WORK TASK:
Count each line below that has the word "ervoor" in it, and give only the total.

RECORDS SHOWN:
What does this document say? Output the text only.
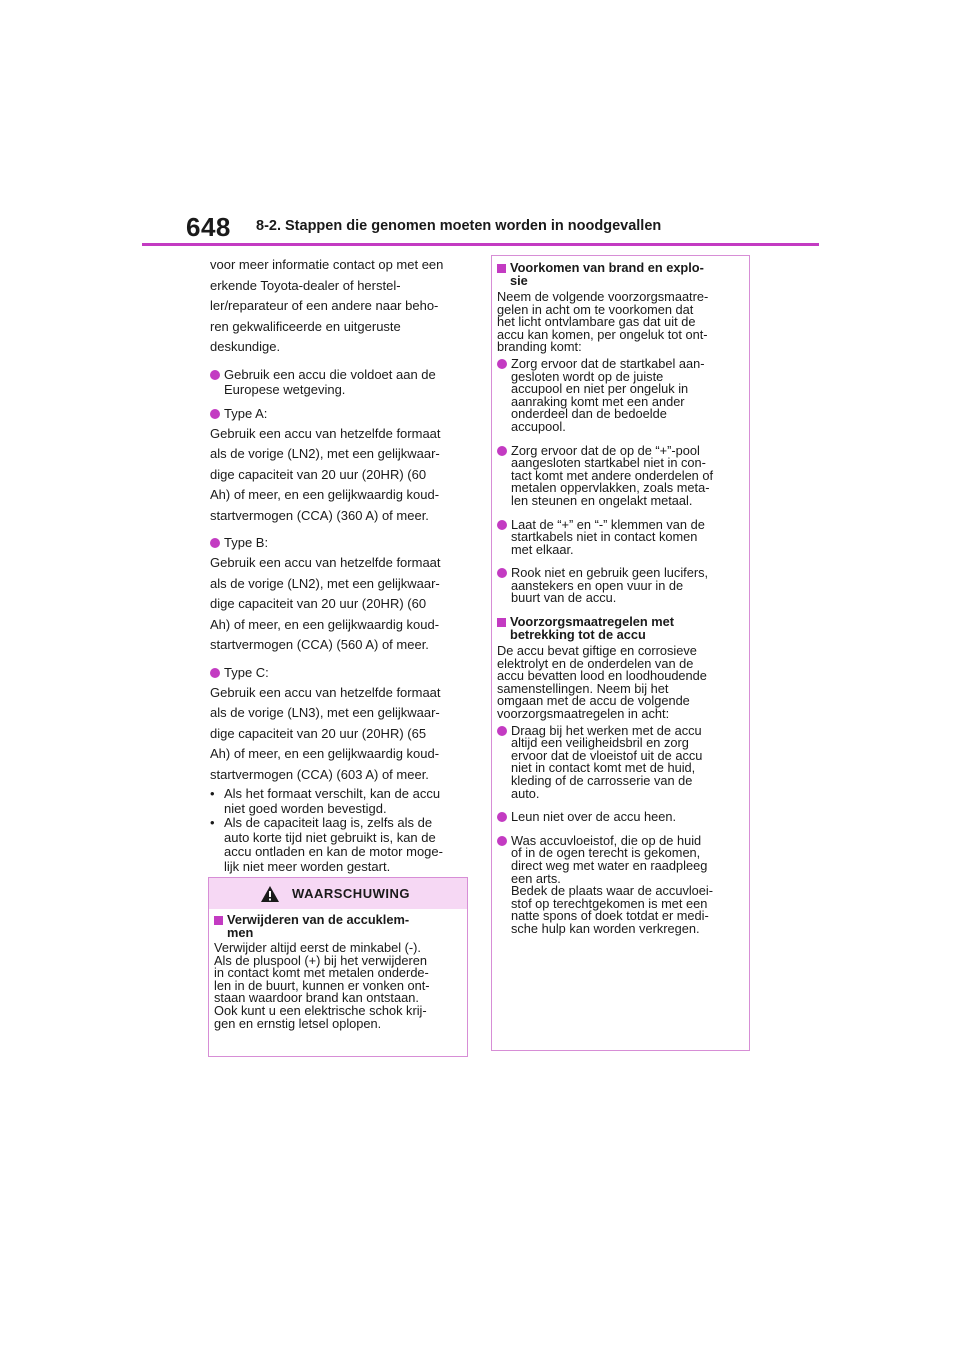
648 8-2. Stappen die genomen moeten worden in noodgevallen

voor meer informatie contact op met een

erkende Toyota-dealer of herstel-

ler/reparateur of een andere naar beho-

ren gekwalificeerde en uitgeruste

deskundige.

Gebruik een accu die voldoet aan de

Europese wetgeving.

Type A:

Gebruik een accu van hetzelfde formaat

als de vorige (LN2), met een gelijkwaar-

dige capaciteit van 20 uur (20HR) (60

Ah) of meer, en een gelijkwaardig koud-

startvermogen (CCA) (360 A) of meer.

Type B:

Gebruik een accu van hetzelfde formaat

als de vorige (LN2), met een gelijkwaar-

dige capaciteit van 20 uur (20HR) (60

Ah) of meer, en een gelijkwaardig koud-

startvermogen (CCA) (560 A) of meer.

Type C:

Gebruik een accu van hetzelfde formaat

als de vorige (LN3), met een gelijkwaar-

dige capaciteit van 20 uur (20HR) (65

Ah) of meer, en een gelijkwaardig koud-

startvermogen (CCA) (603 A) of meer.

• Als het formaat verschilt, kan de accu

niet goed worden bevestigd.

• Als de capaciteit laag is, zelfs als de

auto korte tijd niet gebruikt is, kan de

accu ontladen en kan de motor moge-

lijk niet meer worden gestart.

WAARSCHUWING

Verwijderen van de accuklem-

men

Verwijder altijd eerst de minkabel (-).

Als de pluspool (+) bij het verwijderen

in contact komt met metalen onderde-

len in de buurt, kunnen er vonken ont-

staan waardoor brand kan ontstaan.

Ook kunt u een elektrische schok krij-

gen en ernstig letsel oplopen.

Voorkomen van brand en explo-

sie

Neem de volgende voorzorgsmaatre-

gelen in acht om te voorkomen dat

het licht ontvlambare gas dat uit de

accu kan komen, per ongeluk tot ont-

branding komt:

Zorg ervoor dat de startkabel aan-

gesloten wordt op de juiste

accupool en niet per ongeluk in

aanraking komt met een ander

onderdeel dan de bedoelde

accupool.

Zorg ervoor dat de op de “+”-pool

aangesloten startkabel niet in con-

tact komt met andere onderdelen of

metalen oppervlakken, zoals meta-

len steunen en ongelakt metaal.

Laat de “+” en “-” klemmen van de

startkabels niet in contact komen

met elkaar.

Rook niet en gebruik geen lucifers,

aanstekers en open vuur in de

buurt van de accu.

Voorzorgsmaatregelen met

betrekking tot de accu

De accu bevat giftige en corrosieve

elektrolyt en de onderdelen van de

accu bevatten lood en loodhoudende

samenstellingen. Neem bij het

omgaan met de accu de volgende

voorzorgsmaatregelen in acht:

Draag bij het werken met de accu

altijd een veiligheidsbril en zorg

ervoor dat de vloeistof uit de accu

niet in contact komt met de huid,

kleding of de carrosserie van de

auto.

Leun niet over de accu heen.

Was accuvloeistof, die op de huid

of in de ogen terecht is gekomen,

direct weg met water en raadpleeg

een arts.

Bedek de plaats waar de accuvloei-

stof op terechtgekomen is met een

natte spons of doek totdat er medi-

sche hulp kan worden verkregen.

TASK RESPONSE:
3